## Written request
Pick out each line containing the string "title".

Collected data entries
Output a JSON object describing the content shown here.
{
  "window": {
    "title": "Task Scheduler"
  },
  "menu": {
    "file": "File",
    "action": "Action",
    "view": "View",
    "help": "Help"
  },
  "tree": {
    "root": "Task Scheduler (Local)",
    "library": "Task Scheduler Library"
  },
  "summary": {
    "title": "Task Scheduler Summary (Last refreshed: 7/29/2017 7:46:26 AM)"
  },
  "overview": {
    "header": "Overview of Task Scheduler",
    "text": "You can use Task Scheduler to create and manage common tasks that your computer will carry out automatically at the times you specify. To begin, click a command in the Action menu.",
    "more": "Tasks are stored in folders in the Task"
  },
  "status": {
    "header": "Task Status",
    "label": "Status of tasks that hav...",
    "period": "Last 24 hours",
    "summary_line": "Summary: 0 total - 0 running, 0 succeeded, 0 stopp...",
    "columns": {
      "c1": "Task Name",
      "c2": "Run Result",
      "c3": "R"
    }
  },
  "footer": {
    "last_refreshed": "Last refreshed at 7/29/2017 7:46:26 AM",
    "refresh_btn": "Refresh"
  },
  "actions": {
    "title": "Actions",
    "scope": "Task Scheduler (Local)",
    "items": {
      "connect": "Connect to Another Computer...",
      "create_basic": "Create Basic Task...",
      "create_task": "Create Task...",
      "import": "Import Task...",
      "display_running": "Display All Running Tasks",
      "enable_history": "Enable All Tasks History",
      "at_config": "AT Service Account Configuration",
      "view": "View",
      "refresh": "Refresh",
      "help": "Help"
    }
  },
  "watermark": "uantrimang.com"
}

## Task output
    "title": "Task Scheduler"
    "title": "Task Scheduler Summary (Last refreshed: 7/29/2017 7:46:26 AM)"
    "title": "Actions",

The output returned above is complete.